--- Start ---

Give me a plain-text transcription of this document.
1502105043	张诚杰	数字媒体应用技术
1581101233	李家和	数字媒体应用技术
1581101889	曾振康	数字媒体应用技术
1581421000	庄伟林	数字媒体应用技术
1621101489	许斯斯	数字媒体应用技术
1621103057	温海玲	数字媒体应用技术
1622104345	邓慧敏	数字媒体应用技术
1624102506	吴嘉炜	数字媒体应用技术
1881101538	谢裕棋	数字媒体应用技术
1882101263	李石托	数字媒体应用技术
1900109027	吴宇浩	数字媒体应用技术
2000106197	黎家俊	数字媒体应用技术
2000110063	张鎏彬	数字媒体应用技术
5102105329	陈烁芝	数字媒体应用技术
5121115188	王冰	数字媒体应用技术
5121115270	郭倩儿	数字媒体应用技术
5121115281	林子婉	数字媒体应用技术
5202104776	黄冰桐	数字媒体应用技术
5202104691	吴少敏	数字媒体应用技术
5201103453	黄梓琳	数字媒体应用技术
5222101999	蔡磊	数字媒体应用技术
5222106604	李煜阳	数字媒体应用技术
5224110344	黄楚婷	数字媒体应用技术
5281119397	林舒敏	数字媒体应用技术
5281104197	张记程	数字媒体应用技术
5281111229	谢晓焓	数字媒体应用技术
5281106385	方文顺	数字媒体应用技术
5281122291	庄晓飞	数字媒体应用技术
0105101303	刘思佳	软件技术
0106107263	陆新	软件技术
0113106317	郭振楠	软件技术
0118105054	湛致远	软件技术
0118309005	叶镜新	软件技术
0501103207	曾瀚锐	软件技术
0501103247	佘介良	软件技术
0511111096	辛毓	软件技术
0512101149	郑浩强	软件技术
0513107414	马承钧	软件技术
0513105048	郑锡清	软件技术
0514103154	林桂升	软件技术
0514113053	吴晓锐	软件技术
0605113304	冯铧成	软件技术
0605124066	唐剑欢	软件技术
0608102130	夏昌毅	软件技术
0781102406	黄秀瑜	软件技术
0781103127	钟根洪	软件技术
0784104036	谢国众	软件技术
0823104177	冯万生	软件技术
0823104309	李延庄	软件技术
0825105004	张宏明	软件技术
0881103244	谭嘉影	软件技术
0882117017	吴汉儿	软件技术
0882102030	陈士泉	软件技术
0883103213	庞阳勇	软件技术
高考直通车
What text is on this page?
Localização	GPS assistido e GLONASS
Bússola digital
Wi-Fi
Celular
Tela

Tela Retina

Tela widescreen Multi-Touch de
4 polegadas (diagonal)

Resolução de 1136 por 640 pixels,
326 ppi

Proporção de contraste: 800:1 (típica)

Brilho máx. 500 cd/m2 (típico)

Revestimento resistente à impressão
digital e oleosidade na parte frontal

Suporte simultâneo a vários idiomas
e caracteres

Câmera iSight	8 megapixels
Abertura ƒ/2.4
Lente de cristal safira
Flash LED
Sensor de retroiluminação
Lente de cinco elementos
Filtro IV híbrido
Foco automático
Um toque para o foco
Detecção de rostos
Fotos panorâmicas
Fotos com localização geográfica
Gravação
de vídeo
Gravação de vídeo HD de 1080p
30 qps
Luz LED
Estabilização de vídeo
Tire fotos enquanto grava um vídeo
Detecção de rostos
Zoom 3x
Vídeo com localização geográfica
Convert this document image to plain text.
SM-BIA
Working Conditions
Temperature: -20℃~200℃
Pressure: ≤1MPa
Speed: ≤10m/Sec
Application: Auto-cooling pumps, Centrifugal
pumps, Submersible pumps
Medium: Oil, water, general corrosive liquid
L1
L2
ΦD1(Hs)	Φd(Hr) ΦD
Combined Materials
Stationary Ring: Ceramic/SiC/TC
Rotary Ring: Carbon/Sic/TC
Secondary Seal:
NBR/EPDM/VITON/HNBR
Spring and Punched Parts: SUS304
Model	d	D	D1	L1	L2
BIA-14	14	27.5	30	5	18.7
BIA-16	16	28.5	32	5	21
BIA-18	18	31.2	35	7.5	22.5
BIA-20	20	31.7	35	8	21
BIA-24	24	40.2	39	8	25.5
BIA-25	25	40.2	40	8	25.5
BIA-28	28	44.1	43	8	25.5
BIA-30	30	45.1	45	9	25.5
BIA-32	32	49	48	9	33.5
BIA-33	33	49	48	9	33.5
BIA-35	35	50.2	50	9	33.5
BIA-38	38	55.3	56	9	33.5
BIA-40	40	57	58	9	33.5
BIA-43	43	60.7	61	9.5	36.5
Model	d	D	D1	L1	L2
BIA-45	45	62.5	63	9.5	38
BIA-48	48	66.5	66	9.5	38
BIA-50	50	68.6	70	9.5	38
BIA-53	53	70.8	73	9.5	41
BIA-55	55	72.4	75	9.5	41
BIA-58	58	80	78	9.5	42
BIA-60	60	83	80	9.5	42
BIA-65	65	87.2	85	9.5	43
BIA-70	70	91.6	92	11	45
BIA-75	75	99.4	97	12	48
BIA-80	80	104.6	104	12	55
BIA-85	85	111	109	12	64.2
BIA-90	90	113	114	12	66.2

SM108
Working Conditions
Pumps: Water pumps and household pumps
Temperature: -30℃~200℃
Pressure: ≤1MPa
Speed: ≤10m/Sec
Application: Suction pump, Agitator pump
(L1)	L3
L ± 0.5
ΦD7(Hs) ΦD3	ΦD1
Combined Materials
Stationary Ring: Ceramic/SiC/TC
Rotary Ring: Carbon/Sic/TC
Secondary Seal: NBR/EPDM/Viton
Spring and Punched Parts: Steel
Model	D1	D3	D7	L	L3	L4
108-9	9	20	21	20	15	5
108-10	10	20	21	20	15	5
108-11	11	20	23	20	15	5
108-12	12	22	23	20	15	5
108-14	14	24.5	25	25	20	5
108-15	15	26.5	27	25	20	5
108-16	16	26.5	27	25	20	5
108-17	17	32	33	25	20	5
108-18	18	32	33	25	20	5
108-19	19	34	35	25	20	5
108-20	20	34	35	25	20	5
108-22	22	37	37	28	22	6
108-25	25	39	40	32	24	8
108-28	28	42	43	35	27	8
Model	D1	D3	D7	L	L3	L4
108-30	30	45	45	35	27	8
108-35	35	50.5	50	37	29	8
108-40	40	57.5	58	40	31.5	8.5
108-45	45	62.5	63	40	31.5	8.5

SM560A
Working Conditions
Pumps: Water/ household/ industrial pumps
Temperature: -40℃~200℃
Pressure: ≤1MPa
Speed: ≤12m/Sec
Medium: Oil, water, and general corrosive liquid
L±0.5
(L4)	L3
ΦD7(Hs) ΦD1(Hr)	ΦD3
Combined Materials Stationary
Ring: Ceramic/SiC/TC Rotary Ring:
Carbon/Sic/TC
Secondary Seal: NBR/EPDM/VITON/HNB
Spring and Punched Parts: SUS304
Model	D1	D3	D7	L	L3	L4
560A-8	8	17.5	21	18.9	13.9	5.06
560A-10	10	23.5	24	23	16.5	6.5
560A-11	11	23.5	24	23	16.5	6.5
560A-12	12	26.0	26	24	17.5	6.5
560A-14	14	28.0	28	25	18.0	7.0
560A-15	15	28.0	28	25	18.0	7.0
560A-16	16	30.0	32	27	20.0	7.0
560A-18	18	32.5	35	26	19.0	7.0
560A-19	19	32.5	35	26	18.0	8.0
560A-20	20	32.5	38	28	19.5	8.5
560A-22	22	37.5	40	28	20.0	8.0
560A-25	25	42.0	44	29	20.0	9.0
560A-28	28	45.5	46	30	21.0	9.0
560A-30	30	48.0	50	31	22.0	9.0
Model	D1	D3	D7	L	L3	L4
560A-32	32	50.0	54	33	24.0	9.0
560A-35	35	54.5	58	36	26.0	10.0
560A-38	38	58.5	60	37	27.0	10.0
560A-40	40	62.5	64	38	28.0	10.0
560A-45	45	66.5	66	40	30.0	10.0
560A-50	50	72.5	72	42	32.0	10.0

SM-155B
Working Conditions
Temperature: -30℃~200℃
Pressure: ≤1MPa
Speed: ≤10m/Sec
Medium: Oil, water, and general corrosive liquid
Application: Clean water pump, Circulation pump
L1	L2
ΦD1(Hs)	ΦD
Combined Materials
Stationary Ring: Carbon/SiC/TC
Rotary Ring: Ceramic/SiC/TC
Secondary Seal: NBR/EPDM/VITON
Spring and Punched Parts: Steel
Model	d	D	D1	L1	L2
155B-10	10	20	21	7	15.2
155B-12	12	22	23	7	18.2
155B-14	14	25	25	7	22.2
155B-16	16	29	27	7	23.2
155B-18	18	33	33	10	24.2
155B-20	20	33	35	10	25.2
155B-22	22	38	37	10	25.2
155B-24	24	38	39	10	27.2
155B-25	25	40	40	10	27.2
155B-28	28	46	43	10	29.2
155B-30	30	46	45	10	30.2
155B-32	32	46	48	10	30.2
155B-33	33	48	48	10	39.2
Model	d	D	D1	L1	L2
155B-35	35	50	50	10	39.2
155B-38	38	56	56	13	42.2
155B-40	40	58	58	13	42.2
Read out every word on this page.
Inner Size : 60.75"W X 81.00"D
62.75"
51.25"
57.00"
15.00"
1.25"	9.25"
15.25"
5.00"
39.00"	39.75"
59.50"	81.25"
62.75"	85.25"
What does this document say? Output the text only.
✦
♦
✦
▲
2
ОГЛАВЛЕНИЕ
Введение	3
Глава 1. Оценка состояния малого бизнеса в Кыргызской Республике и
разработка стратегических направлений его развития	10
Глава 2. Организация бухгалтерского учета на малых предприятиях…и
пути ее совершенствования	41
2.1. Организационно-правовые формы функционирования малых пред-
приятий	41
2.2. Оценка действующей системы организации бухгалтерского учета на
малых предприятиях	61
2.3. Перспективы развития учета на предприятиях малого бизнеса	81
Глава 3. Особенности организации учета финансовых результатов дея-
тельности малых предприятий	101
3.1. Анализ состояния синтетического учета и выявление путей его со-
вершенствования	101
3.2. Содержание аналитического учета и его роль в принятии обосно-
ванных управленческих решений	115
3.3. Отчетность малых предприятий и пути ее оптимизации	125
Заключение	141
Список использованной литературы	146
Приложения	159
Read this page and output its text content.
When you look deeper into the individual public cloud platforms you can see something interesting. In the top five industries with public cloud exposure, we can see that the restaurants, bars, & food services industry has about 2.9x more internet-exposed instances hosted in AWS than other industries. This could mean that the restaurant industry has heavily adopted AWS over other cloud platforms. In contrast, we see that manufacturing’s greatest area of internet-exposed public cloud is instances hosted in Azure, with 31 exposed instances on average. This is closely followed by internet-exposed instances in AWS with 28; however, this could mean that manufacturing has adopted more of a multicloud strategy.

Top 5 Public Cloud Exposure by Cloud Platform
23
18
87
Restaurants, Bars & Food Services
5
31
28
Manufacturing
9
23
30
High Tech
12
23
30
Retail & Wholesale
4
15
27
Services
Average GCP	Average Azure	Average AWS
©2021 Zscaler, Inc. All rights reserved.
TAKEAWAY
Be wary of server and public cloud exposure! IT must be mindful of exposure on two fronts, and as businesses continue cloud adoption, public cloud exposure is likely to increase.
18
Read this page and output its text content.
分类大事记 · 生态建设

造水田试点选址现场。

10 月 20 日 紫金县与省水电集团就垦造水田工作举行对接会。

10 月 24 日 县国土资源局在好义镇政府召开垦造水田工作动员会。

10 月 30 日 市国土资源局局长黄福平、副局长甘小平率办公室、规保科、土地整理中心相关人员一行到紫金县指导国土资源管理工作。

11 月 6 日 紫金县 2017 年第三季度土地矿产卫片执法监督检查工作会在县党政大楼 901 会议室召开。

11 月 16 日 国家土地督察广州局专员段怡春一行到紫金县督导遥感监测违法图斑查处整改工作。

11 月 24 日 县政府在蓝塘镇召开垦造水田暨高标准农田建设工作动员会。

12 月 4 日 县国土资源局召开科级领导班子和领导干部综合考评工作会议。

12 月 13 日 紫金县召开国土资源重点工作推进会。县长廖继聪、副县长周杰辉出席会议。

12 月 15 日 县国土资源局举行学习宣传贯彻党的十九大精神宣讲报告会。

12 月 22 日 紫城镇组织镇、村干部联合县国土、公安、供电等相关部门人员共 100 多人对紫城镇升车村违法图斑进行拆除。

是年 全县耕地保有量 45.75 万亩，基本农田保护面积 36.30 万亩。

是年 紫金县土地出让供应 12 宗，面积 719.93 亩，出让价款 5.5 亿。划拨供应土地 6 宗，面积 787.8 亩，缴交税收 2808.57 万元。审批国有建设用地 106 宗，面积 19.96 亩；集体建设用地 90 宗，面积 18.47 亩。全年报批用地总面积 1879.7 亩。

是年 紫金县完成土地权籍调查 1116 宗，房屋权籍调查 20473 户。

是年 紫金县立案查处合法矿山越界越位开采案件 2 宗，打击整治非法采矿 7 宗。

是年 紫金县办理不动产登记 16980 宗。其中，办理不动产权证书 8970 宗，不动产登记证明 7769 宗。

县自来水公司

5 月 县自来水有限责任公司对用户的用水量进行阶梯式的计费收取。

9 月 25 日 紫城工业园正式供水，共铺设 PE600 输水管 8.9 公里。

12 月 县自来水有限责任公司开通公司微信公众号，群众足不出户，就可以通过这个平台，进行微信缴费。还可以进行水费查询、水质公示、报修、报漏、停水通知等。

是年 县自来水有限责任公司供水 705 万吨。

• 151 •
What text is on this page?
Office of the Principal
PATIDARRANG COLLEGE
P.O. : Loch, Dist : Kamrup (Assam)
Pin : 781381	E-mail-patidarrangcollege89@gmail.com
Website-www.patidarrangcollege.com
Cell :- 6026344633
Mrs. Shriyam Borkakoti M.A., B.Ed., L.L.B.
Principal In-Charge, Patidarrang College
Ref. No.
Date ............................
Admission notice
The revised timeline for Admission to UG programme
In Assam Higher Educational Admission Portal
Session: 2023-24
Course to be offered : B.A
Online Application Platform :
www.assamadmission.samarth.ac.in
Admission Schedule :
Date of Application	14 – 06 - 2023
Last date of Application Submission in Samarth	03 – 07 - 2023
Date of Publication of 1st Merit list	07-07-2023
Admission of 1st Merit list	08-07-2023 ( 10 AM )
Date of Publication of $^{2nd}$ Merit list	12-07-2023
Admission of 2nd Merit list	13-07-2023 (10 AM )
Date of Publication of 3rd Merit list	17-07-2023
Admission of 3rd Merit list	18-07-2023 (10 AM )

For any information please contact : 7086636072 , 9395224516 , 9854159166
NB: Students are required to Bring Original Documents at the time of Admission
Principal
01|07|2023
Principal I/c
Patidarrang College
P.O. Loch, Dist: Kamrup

--- End ---

● Instruction
For the entries shown above, give the number of lines that include the word "предприятий", without any other text.

● Answer in full
2